— WHAT THE EXERCISE ASKS —
Quote the listing below in its entirety.

— PROVIDED INFORMATION —
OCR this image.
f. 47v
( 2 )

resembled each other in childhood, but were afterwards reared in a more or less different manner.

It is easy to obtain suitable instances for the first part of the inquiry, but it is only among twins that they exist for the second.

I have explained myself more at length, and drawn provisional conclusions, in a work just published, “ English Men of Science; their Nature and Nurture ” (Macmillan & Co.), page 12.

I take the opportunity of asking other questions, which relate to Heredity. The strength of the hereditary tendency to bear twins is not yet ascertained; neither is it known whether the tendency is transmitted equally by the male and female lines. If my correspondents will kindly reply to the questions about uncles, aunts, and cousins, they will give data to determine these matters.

— RESPONSE TO THE EXERCISE —
OCR this image.
f. 47v
( 2 )

resembled each other in childhood, but were afterwards reared in a more or less different manner.

It is easy to obtain suitable instances for the first part of the inquiry, but it is only among twins that they exist for the second.

I have explained myself more at length, and drawn provisional conclusions, in a work just published, “ English Men of Science; their Nature and Nurture ” (Macmillan & Co.), page 12.

I take the opportunity of asking other questions, which relate to Heredity. The strength of the hereditary tendency to bear twins is not yet ascertained; neither is it known whether the tendency is transmitted equally by the male and female lines. If my correspondents will kindly reply to the questions about uncles, aunts, and cousins, they will give data to determine these matters.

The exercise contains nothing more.